» Goal of the exercise
Reproduce the records below in full and without edits, omitting images.

--- START ---

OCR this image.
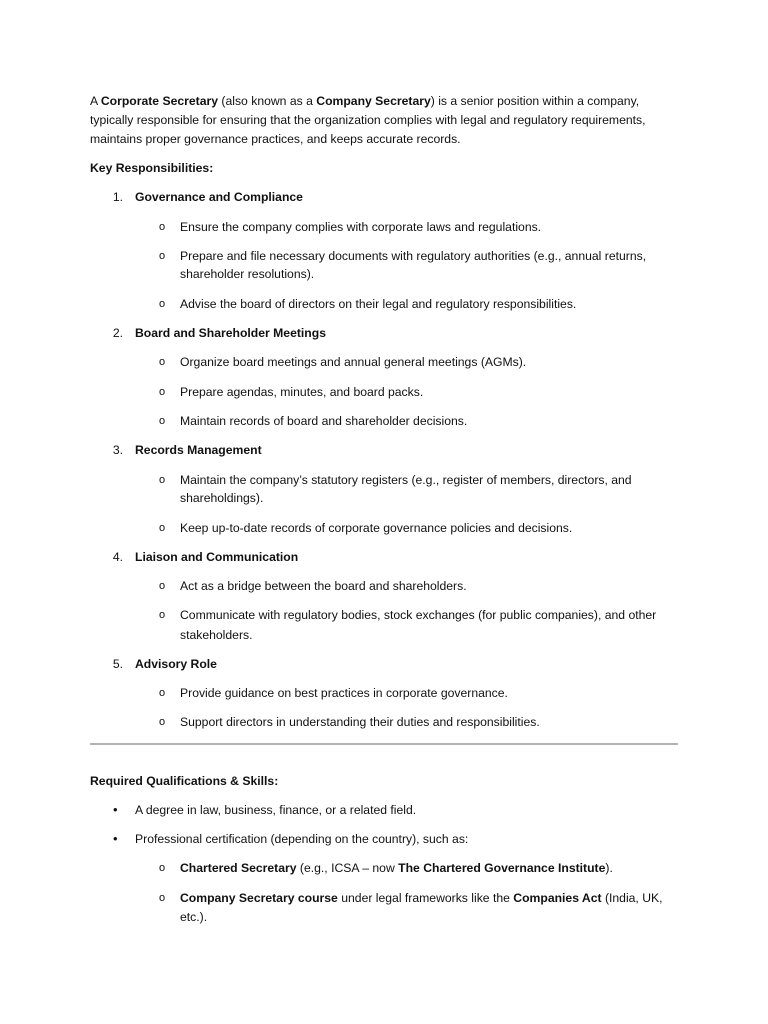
A Corporate Secretary (also known as a Company Secretary) is a senior position within a company,
typically responsible for ensuring that the organization complies with legal and regulatory requirements,
maintains proper governance practices, and keeps accurate records.
Key Responsibilities:
1. Governance and Compliance
o Ensure the company complies with corporate laws and regulations.
o Prepare and file necessary documents with regulatory authorities (e.g., annual returns,
shareholder resolutions).
o Advise the board of directors on their legal and regulatory responsibilities.
2. Board and Shareholder Meetings
o Organize board meetings and annual general meetings (AGMs).
o Prepare agendas, minutes, and board packs.
o Maintain records of board and shareholder decisions.
3. Records Management
o Maintain the company’s statutory registers (e.g., register of members, directors, and
shareholdings).
o Keep up-to-date records of corporate governance policies and decisions.
4. Liaison and Communication
o Act as a bridge between the board and shareholders.
o Communicate with regulatory bodies, stock exchanges (for public companies), and other
stakeholders.
5. Advisory Role
o Provide guidance on best practices in corporate governance.
o Support directors in understanding their duties and responsibilities.
Required Qualifications & Skills:
• A degree in law, business, finance, or a related field.
• Professional certification (depending on the country), such as:
o Chartered Secretary (e.g., ICSA – now The Chartered Governance Institute).
o Company Secretary course under legal frameworks like the Companies Act (India, UK,
etc.).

--- END ---

» Solution to this problem
OCR this image.
A Corporate Secretary (also known as a Company Secretary) is a senior position within a company,
typically responsible for ensuring that the organization complies with legal and regulatory requirements,
maintains proper governance practices, and keeps accurate records.
Key Responsibilities:
1. Governance and Compliance
o Ensure the company complies with corporate laws and regulations.
o Prepare and file necessary documents with regulatory authorities (e.g., annual returns,
shareholder resolutions).
o Advise the board of directors on their legal and regulatory responsibilities.
2. Board and Shareholder Meetings
o Organize board meetings and annual general meetings (AGMs).
o Prepare agendas, minutes, and board packs.
o Maintain records of board and shareholder decisions.
3. Records Management
o Maintain the company’s statutory registers (e.g., register of members, directors, and
shareholdings).
o Keep up-to-date records of corporate governance policies and decisions.
4. Liaison and Communication
o Act as a bridge between the board and shareholders.
o Communicate with regulatory bodies, stock exchanges (for public companies), and other
stakeholders.
5. Advisory Role
o Provide guidance on best practices in corporate governance.
o Support directors in understanding their duties and responsibilities.
Required Qualifications & Skills:
• A degree in law, business, finance, or a related field.
• Professional certification (depending on the country), such as:
o Chartered Secretary (e.g., ICSA – now The Chartered Governance Institute).
o Company Secretary course under legal frameworks like the Companies Act (India, UK,
etc.).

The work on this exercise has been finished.